Excerpted data —
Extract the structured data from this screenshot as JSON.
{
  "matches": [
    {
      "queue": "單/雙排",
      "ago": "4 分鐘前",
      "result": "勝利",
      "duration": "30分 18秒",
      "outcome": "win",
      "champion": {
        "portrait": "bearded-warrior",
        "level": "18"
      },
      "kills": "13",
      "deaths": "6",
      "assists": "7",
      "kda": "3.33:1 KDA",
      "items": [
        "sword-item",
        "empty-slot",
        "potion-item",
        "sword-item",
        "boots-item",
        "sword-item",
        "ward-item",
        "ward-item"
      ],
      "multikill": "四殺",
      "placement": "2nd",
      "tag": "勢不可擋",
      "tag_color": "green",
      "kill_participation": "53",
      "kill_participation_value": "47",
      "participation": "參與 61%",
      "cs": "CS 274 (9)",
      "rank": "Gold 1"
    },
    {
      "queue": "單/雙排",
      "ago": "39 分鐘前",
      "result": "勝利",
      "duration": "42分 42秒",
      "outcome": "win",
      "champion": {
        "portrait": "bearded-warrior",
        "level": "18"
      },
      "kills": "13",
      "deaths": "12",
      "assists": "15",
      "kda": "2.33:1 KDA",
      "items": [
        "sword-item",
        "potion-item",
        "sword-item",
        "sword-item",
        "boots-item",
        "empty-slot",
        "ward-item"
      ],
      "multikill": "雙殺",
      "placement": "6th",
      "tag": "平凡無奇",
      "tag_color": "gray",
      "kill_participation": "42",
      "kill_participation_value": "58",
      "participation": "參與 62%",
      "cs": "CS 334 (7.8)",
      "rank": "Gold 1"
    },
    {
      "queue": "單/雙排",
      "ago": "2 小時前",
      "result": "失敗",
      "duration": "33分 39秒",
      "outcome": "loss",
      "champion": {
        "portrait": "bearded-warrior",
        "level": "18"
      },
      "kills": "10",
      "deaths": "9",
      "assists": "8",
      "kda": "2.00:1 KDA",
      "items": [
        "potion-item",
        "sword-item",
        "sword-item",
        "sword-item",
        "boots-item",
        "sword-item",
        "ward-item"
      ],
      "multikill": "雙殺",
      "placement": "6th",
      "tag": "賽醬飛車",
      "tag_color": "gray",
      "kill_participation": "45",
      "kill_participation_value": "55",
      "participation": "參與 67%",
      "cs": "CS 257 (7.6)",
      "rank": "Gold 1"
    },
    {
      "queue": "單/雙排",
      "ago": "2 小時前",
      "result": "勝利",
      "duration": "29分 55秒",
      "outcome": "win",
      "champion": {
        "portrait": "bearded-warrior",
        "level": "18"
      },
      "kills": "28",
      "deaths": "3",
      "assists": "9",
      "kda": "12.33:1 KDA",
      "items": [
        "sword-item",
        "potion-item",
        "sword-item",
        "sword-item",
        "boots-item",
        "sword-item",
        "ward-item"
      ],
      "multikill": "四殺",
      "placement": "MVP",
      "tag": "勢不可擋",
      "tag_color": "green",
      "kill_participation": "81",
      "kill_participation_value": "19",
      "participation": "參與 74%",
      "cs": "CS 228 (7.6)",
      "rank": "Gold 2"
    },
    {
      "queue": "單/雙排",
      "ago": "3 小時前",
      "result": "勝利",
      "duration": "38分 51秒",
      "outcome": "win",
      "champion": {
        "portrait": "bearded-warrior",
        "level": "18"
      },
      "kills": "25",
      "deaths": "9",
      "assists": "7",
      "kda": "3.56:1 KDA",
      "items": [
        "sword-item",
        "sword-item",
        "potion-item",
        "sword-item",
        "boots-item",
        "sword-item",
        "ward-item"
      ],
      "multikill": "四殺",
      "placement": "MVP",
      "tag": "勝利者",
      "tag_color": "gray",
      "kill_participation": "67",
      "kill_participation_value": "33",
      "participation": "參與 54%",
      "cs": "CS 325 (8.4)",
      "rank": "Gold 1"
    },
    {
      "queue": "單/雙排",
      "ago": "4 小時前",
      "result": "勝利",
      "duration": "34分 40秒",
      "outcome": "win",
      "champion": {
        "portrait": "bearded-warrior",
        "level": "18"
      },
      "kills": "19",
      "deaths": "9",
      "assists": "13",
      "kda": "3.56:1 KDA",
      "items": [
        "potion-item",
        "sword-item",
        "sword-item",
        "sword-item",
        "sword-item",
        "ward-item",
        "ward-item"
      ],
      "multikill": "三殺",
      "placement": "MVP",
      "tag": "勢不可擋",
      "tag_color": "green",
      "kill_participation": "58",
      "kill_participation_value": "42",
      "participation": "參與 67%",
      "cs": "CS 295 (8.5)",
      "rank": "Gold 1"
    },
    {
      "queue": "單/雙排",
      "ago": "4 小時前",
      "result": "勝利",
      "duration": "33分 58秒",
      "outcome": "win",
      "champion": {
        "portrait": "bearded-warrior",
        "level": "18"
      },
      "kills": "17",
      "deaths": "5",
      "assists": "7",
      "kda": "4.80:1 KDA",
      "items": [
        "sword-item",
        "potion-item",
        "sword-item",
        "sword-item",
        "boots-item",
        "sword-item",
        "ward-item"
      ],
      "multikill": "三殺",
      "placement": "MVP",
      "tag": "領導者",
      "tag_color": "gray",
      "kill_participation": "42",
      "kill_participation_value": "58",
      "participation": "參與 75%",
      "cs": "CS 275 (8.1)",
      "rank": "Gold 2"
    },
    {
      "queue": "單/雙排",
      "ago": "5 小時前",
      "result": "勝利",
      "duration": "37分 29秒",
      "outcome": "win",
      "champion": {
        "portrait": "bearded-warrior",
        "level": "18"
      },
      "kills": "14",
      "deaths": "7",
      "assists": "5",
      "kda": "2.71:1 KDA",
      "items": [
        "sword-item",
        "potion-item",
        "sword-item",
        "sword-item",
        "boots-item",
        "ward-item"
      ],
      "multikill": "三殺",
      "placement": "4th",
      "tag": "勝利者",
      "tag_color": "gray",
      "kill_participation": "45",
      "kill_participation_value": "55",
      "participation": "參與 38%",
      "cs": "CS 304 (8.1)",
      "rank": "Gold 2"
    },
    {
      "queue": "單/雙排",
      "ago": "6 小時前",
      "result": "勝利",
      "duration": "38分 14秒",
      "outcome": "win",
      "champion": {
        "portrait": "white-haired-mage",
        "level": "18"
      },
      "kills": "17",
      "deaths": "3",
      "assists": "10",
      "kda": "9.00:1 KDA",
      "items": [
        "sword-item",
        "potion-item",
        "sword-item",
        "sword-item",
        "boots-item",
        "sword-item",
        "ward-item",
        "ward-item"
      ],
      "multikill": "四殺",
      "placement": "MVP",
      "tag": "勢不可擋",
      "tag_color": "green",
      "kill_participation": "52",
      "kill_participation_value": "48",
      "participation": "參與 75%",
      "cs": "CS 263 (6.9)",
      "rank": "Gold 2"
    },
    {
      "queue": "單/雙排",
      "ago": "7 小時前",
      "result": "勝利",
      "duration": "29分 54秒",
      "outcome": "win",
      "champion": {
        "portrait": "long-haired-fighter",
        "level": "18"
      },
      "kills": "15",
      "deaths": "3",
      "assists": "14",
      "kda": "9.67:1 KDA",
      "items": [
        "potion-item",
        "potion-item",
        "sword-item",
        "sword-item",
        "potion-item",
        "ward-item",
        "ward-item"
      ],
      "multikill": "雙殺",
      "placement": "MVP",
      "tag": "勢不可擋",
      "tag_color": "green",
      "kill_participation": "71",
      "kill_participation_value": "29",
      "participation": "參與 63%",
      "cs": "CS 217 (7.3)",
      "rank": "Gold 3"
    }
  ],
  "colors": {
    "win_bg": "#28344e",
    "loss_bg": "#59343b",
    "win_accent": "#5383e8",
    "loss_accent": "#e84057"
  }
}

Short problem — Locate the string "haired" in the listing above and copy every line where it occurs.

Completed exercise —
        "portrait": "white-haired-mage",
        "portrait": "long-haired-fighter",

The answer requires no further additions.